**Given data:**
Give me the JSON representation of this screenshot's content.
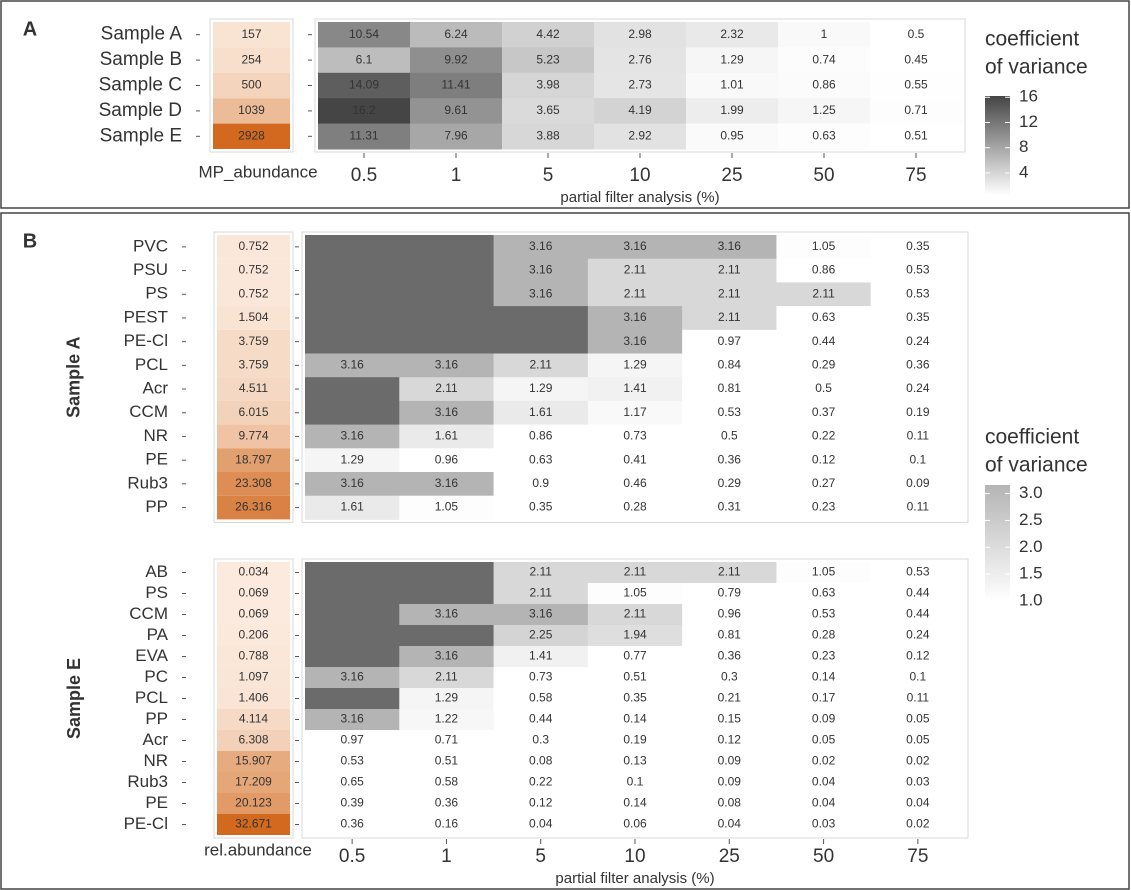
{
  "chart_data": [
    {
      "type": "heatmap",
      "panel_label": "A",
      "categories": [
        "0.5",
        "1",
        "5",
        "10",
        "25",
        "50",
        "75"
      ],
      "x_label": "partial filter analysis (%)",
      "abundance_label": "MP_abundance",
      "legend_title": [
        "coefficient",
        "of variance"
      ],
      "clim": [
        0.5,
        16.2
      ],
      "cticks": [
        16,
        12,
        8,
        4
      ],
      "colors": {
        "low": "#ffffff",
        "high": "#454545",
        "na": "#6b6b6b",
        "abundance_low": "#fbeadd",
        "abundance_high": "#d2691e"
      },
      "groups": [
        {
          "rows": [
            "Sample A",
            "Sample B",
            "Sample C",
            "Sample D",
            "Sample E"
          ],
          "abundance": [
            157,
            254,
            500,
            1039,
            2928
          ],
          "values": [
            [
              10.54,
              6.24,
              4.42,
              2.98,
              2.32,
              1,
              0.5
            ],
            [
              6.1,
              9.92,
              5.23,
              2.76,
              1.29,
              0.74,
              0.45
            ],
            [
              14.09,
              11.41,
              3.98,
              2.73,
              1.01,
              0.86,
              0.55
            ],
            [
              16.2,
              9.61,
              3.65,
              4.19,
              1.99,
              1.25,
              0.71
            ],
            [
              11.31,
              7.96,
              3.88,
              2.92,
              0.95,
              0.63,
              0.51
            ]
          ]
        }
      ]
    },
    {
      "type": "heatmap",
      "panel_label": "B",
      "categories": [
        "0.5",
        "1",
        "5",
        "10",
        "25",
        "50",
        "75"
      ],
      "x_label": "partial filter analysis (%)",
      "abundance_label": "rel.abundance",
      "legend_title": [
        "coefficient",
        "of variance"
      ],
      "clim": [
        1,
        3.16
      ],
      "cticks": [
        {
          "value": 3,
          "label": "3.0"
        },
        {
          "value": 2.5,
          "label": "2.5"
        },
        {
          "value": 2,
          "label": "2.0"
        },
        {
          "value": 1.5,
          "label": "1.5"
        },
        {
          "value": 1,
          "label": "1.0"
        }
      ],
      "colors": {
        "low": "#ffffff",
        "high": "#b4b4b4",
        "na": "#6b6b6b",
        "abundance_low": "#fbeadd",
        "abundance_high": "#d2691e"
      },
      "groups": [
        {
          "name": "Sample A",
          "rows": [
            "PVC",
            "PSU",
            "PS",
            "PEST",
            "PE-Cl",
            "PCL",
            "Acr",
            "CCM",
            "NR",
            "PE",
            "Rub3",
            "PP"
          ],
          "abundance": [
            0.752,
            0.752,
            0.752,
            1.504,
            3.759,
            3.759,
            4.511,
            6.015,
            9.774,
            18.797,
            23.308,
            26.316
          ],
          "values": [
            [
              null,
              null,
              3.16,
              3.16,
              3.16,
              1.05,
              0.35
            ],
            [
              null,
              null,
              3.16,
              2.11,
              2.11,
              0.86,
              0.53
            ],
            [
              null,
              null,
              3.16,
              2.11,
              2.11,
              2.11,
              0.53
            ],
            [
              null,
              null,
              null,
              3.16,
              2.11,
              0.63,
              0.35
            ],
            [
              null,
              null,
              null,
              3.16,
              0.97,
              0.44,
              0.24
            ],
            [
              3.16,
              3.16,
              2.11,
              1.29,
              0.84,
              0.29,
              0.36
            ],
            [
              null,
              2.11,
              1.29,
              1.41,
              0.81,
              0.5,
              0.24
            ],
            [
              null,
              3.16,
              1.61,
              1.17,
              0.53,
              0.37,
              0.19
            ],
            [
              3.16,
              1.61,
              0.86,
              0.73,
              0.5,
              0.22,
              0.11
            ],
            [
              1.29,
              0.96,
              0.63,
              0.41,
              0.36,
              0.12,
              0.1
            ],
            [
              3.16,
              3.16,
              0.9,
              0.46,
              0.29,
              0.27,
              0.09
            ],
            [
              1.61,
              1.05,
              0.35,
              0.28,
              0.31,
              0.23,
              0.11
            ]
          ]
        },
        {
          "name": "Sample E",
          "rows": [
            "AB",
            "PS",
            "CCM",
            "PA",
            "EVA",
            "PC",
            "PCL",
            "PP",
            "Acr",
            "NR",
            "Rub3",
            "PE",
            "PE-Cl"
          ],
          "abundance": [
            0.034,
            0.069,
            0.069,
            0.206,
            0.788,
            1.097,
            1.406,
            4.114,
            6.308,
            15.907,
            17.209,
            20.123,
            32.671
          ],
          "values": [
            [
              null,
              null,
              2.11,
              2.11,
              2.11,
              1.05,
              0.53
            ],
            [
              null,
              null,
              2.11,
              1.05,
              0.79,
              0.63,
              0.44
            ],
            [
              null,
              3.16,
              3.16,
              2.11,
              0.96,
              0.53,
              0.44
            ],
            [
              null,
              null,
              2.25,
              1.94,
              0.81,
              0.28,
              0.24
            ],
            [
              null,
              3.16,
              1.41,
              0.77,
              0.36,
              0.23,
              0.12
            ],
            [
              3.16,
              2.11,
              0.73,
              0.51,
              0.3,
              0.14,
              0.1
            ],
            [
              null,
              1.29,
              0.58,
              0.35,
              0.21,
              0.17,
              0.11
            ],
            [
              3.16,
              1.22,
              0.44,
              0.14,
              0.15,
              0.09,
              0.05
            ],
            [
              0.97,
              0.71,
              0.3,
              0.19,
              0.12,
              0.05,
              0.05
            ],
            [
              0.53,
              0.51,
              0.08,
              0.13,
              0.09,
              0.02,
              0.02
            ],
            [
              0.65,
              0.58,
              0.22,
              0.1,
              0.09,
              0.04,
              0.03
            ],
            [
              0.39,
              0.36,
              0.12,
              0.14,
              0.08,
              0.04,
              0.04
            ],
            [
              0.36,
              0.16,
              0.04,
              0.06,
              0.04,
              0.03,
              0.02
            ]
          ]
        }
      ]
    }
  ]
}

**Instruction:** Each record above should be copied character for character, with pictures dropped.

**Response below:**
Give me the JSON representation of this screenshot's content.
{
  "chart_data": [
    {
      "type": "heatmap",
      "panel_label": "A",
      "categories": [
        "0.5",
        "1",
        "5",
        "10",
        "25",
        "50",
        "75"
      ],
      "x_label": "partial filter analysis (%)",
      "abundance_label": "MP_abundance",
      "legend_title": [
        "coefficient",
        "of variance"
      ],
      "clim": [
        0.5,
        16.2
      ],
      "cticks": [
        16,
        12,
        8,
        4
      ],
      "colors": {
        "low": "#ffffff",
        "high": "#454545",
        "na": "#6b6b6b",
        "abundance_low": "#fbeadd",
        "abundance_high": "#d2691e"
      },
      "groups": [
        {
          "rows": [
            "Sample A",
            "Sample B",
            "Sample C",
            "Sample D",
            "Sample E"
          ],
          "abundance": [
            157,
            254,
            500,
            1039,
            2928
          ],
          "values": [
            [
              10.54,
              6.24,
              4.42,
              2.98,
              2.32,
              1,
              0.5
            ],
            [
              6.1,
              9.92,
              5.23,
              2.76,
              1.29,
              0.74,
              0.45
            ],
            [
              14.09,
              11.41,
              3.98,
              2.73,
              1.01,
              0.86,
              0.55
            ],
            [
              16.2,
              9.61,
              3.65,
              4.19,
              1.99,
              1.25,
              0.71
            ],
            [
              11.31,
              7.96,
              3.88,
              2.92,
              0.95,
              0.63,
              0.51
            ]
          ]
        }
      ]
    },
    {
      "type": "heatmap",
      "panel_label": "B",
      "categories": [
        "0.5",
        "1",
        "5",
        "10",
        "25",
        "50",
        "75"
      ],
      "x_label": "partial filter analysis (%)",
      "abundance_label": "rel.abundance",
      "legend_title": [
        "coefficient",
        "of variance"
      ],
      "clim": [
        1,
        3.16
      ],
      "cticks": [
        {
          "value": 3,
          "label": "3.0"
        },
        {
          "value": 2.5,
          "label": "2.5"
        },
        {
          "value": 2,
          "label": "2.0"
        },
        {
          "value": 1.5,
          "label": "1.5"
        },
        {
          "value": 1,
          "label": "1.0"
        }
      ],
      "colors": {
        "low": "#ffffff",
        "high": "#b4b4b4",
        "na": "#6b6b6b",
        "abundance_low": "#fbeadd",
        "abundance_high": "#d2691e"
      },
      "groups": [
        {
          "name": "Sample A",
          "rows": [
            "PVC",
            "PSU",
            "PS",
            "PEST",
            "PE-Cl",
            "PCL",
            "Acr",
            "CCM",
            "NR",
            "PE",
            "Rub3",
            "PP"
          ],
          "abundance": [
            0.752,
            0.752,
            0.752,
            1.504,
            3.759,
            3.759,
            4.511,
            6.015,
            9.774,
            18.797,
            23.308,
            26.316
          ],
          "values": [
            [
              null,
              null,
              3.16,
              3.16,
              3.16,
              1.05,
              0.35
            ],
            [
              null,
              null,
              3.16,
              2.11,
              2.11,
              0.86,
              0.53
            ],
            [
              null,
              null,
              3.16,
              2.11,
              2.11,
              2.11,
              0.53
            ],
            [
              null,
              null,
              null,
              3.16,
              2.11,
              0.63,
              0.35
            ],
            [
              null,
              null,
              null,
              3.16,
              0.97,
              0.44,
              0.24
            ],
            [
              3.16,
              3.16,
              2.11,
              1.29,
              0.84,
              0.29,
              0.36
            ],
            [
              null,
              2.11,
              1.29,
              1.41,
              0.81,
              0.5,
              0.24
            ],
            [
              null,
              3.16,
              1.61,
              1.17,
              0.53,
              0.37,
              0.19
            ],
            [
              3.16,
              1.61,
              0.86,
              0.73,
              0.5,
              0.22,
              0.11
            ],
            [
              1.29,
              0.96,
              0.63,
              0.41,
              0.36,
              0.12,
              0.1
            ],
            [
              3.16,
              3.16,
              0.9,
              0.46,
              0.29,
              0.27,
              0.09
            ],
            [
              1.61,
              1.05,
              0.35,
              0.28,
              0.31,
              0.23,
              0.11
            ]
          ]
        },
        {
          "name": "Sample E",
          "rows": [
            "AB",
            "PS",
            "CCM",
            "PA",
            "EVA",
            "PC",
            "PCL",
            "PP",
            "Acr",
            "NR",
            "Rub3",
            "PE",
            "PE-Cl"
          ],
          "abundance": [
            0.034,
            0.069,
            0.069,
            0.206,
            0.788,
            1.097,
            1.406,
            4.114,
            6.308,
            15.907,
            17.209,
            20.123,
            32.671
          ],
          "values": [
            [
              null,
              null,
              2.11,
              2.11,
              2.11,
              1.05,
              0.53
            ],
            [
              null,
              null,
              2.11,
              1.05,
              0.79,
              0.63,
              0.44
            ],
            [
              null,
              3.16,
              3.16,
              2.11,
              0.96,
              0.53,
              0.44
            ],
            [
              null,
              null,
              2.25,
              1.94,
              0.81,
              0.28,
              0.24
            ],
            [
              null,
              3.16,
              1.41,
              0.77,
              0.36,
              0.23,
              0.12
            ],
            [
              3.16,
              2.11,
              0.73,
              0.51,
              0.3,
              0.14,
              0.1
            ],
            [
              null,
              1.29,
              0.58,
              0.35,
              0.21,
              0.17,
              0.11
            ],
            [
              3.16,
              1.22,
              0.44,
              0.14,
              0.15,
              0.09,
              0.05
            ],
            [
              0.97,
              0.71,
              0.3,
              0.19,
              0.12,
              0.05,
              0.05
            ],
            [
              0.53,
              0.51,
              0.08,
              0.13,
              0.09,
              0.02,
              0.02
            ],
            [
              0.65,
              0.58,
              0.22,
              0.1,
              0.09,
              0.04,
              0.03
            ],
            [
              0.39,
              0.36,
              0.12,
              0.14,
              0.08,
              0.04,
              0.04
            ],
            [
              0.36,
              0.16,
              0.04,
              0.06,
              0.04,
              0.03,
              0.02
            ]
          ]
        }
      ]
    }
  ]
}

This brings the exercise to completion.